▶ Problem requirements
Write out the material below again, unchanged.

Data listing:
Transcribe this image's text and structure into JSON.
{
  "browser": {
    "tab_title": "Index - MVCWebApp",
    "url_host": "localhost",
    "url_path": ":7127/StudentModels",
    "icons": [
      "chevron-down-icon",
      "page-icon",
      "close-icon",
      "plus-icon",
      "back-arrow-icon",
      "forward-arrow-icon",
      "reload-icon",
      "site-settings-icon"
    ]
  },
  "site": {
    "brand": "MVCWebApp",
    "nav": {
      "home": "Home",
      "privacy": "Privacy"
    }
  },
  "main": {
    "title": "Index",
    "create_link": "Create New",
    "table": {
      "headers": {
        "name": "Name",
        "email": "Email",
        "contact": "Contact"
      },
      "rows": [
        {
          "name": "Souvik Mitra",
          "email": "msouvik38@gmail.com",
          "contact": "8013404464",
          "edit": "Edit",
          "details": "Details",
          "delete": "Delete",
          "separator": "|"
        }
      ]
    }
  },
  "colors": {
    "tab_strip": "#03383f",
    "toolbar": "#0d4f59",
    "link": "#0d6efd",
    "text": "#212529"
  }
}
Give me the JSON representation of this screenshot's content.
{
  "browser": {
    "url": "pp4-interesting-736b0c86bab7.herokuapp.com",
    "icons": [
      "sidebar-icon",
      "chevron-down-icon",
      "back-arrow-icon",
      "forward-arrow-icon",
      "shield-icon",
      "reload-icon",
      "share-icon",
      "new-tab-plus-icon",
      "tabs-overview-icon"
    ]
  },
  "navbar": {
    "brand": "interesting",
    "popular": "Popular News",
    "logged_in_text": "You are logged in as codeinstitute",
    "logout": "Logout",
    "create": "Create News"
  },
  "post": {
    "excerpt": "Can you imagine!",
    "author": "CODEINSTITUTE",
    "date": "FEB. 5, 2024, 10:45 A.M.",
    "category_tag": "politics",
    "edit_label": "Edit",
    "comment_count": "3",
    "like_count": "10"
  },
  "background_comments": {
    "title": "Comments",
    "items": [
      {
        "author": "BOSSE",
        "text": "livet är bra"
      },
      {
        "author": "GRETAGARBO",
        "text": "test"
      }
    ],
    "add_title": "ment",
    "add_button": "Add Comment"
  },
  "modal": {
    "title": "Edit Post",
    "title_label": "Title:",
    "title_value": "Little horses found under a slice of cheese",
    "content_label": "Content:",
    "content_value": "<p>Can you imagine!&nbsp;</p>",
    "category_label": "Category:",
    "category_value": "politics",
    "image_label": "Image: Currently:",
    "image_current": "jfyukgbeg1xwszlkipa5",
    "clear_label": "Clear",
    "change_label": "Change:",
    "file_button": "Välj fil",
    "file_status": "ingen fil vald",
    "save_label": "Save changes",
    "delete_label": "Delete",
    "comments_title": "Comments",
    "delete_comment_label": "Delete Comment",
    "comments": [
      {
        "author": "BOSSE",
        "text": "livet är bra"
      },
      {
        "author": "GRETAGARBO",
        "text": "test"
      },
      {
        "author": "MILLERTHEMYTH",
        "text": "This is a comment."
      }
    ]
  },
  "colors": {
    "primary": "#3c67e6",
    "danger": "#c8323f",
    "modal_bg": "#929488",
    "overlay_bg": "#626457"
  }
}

▶ Correct output
Transcribe this image's text and structure into JSON.
{
  "browser": {
    "tab_title": "Index - MVCWebApp",
    "url_host": "localhost",
    "url_path": ":7127/StudentModels",
    "icons": [
      "chevron-down-icon",
      "page-icon",
      "close-icon",
      "plus-icon",
      "back-arrow-icon",
      "forward-arrow-icon",
      "reload-icon",
      "site-settings-icon"
    ]
  },
  "site": {
    "brand": "MVCWebApp",
    "nav": {
      "home": "Home",
      "privacy": "Privacy"
    }
  },
  "main": {
    "title": "Index",
    "create_link": "Create New",
    "table": {
      "headers": {
        "name": "Name",
        "email": "Email",
        "contact": "Contact"
      },
      "rows": [
        {
          "name": "Souvik Mitra",
          "email": "msouvik38@gmail.com",
          "contact": "8013404464",
          "edit": "Edit",
          "details": "Details",
          "delete": "Delete",
          "separator": "|"
        }
      ]
    }
  },
  "colors": {
    "tab_strip": "#03383f",
    "toolbar": "#0d4f59",
    "link": "#0d6efd",
    "text": "#212529"
  }
}
Give me the JSON representation of this screenshot's content.
{
  "browser": {
    "url": "pp4-interesting-736b0c86bab7.herokuapp.com",
    "icons": [
      "sidebar-icon",
      "chevron-down-icon",
      "back-arrow-icon",
      "forward-arrow-icon",
      "shield-icon",
      "reload-icon",
      "share-icon",
      "new-tab-plus-icon",
      "tabs-overview-icon"
    ]
  },
  "navbar": {
    "brand": "interesting",
    "popular": "Popular News",
    "logged_in_text": "You are logged in as codeinstitute",
    "logout": "Logout",
    "create": "Create News"
  },
  "post": {
    "excerpt": "Can you imagine!",
    "author": "CODEINSTITUTE",
    "date": "FEB. 5, 2024, 10:45 A.M.",
    "category_tag": "politics",
    "edit_label": "Edit",
    "comment_count": "3",
    "like_count": "10"
  },
  "background_comments": {
    "title": "Comments",
    "items": [
      {
        "author": "BOSSE",
        "text": "livet är bra"
      },
      {
        "author": "GRETAGARBO",
        "text": "test"
      }
    ],
    "add_title": "ment",
    "add_button": "Add Comment"
  },
  "modal": {
    "title": "Edit Post",
    "title_label": "Title:",
    "title_value": "Little horses found under a slice of cheese",
    "content_label": "Content:",
    "content_value": "<p>Can you imagine!&nbsp;</p>",
    "category_label": "Category:",
    "category_value": "politics",
    "image_label": "Image: Currently:",
    "image_current": "jfyukgbeg1xwszlkipa5",
    "clear_label": "Clear",
    "change_label": "Change:",
    "file_button": "Välj fil",
    "file_status": "ingen fil vald",
    "save_label": "Save changes",
    "delete_label": "Delete",
    "comments_title": "Comments",
    "delete_comment_label": "Delete Comment",
    "comments": [
      {
        "author": "BOSSE",
        "text": "livet är bra"
      },
      {
        "author": "GRETAGARBO",
        "text": "test"
      },
      {
        "author": "MILLERTHEMYTH",
        "text": "This is a comment."
      }
    ]
  },
  "colors": {
    "primary": "#3c67e6",
    "danger": "#c8323f",
    "modal_bg": "#929488",
    "overlay_bg": "#626457"
  }
}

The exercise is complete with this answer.